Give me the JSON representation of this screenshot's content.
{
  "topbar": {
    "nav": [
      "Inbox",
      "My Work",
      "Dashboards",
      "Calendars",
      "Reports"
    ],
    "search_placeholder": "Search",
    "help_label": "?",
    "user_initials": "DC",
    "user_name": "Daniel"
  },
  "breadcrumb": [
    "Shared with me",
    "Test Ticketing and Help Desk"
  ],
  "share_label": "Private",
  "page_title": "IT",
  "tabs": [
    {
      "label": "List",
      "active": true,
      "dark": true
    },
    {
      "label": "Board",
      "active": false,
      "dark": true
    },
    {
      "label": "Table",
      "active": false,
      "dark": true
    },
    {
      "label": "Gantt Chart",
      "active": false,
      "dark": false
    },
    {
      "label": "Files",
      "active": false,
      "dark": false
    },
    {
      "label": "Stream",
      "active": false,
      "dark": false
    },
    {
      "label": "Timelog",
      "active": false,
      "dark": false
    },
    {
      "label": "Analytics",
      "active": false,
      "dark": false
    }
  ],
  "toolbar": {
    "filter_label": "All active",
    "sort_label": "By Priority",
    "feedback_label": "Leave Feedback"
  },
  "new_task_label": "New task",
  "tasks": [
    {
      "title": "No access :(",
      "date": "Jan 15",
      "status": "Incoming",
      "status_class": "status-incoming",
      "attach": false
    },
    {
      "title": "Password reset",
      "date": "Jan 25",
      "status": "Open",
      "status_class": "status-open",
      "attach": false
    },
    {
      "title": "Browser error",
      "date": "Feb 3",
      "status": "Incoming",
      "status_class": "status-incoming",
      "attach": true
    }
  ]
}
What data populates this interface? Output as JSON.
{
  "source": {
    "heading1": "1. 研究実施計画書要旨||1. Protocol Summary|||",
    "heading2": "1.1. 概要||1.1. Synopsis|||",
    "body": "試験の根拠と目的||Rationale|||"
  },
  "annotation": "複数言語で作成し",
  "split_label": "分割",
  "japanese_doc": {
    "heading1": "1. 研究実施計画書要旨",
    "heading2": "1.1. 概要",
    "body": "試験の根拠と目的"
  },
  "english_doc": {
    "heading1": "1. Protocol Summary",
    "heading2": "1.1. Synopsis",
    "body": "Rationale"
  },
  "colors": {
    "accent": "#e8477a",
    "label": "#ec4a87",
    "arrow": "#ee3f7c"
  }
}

================================

_Job_:
Reproduce exactly the lines from the one containing "What data populates" through the last line of the records above, including both, and nothing else.

_Full output_:
What data populates this interface? Output as JSON.
{
  "source": {
    "heading1": "1. 研究実施計画書要旨||1. Protocol Summary|||",
    "heading2": "1.1. 概要||1.1. Synopsis|||",
    "body": "試験の根拠と目的||Rationale|||"
  },
  "annotation": "複数言語で作成し",
  "split_label": "分割",
  "japanese_doc": {
    "heading1": "1. 研究実施計画書要旨",
    "heading2": "1.1. 概要",
    "body": "試験の根拠と目的"
  },
  "english_doc": {
    "heading1": "1. Protocol Summary",
    "heading2": "1.1. Synopsis",
    "body": "Rationale"
  },
  "colors": {
    "accent": "#e8477a",
    "label": "#ec4a87",
    "arrow": "#ee3f7c"
  }
}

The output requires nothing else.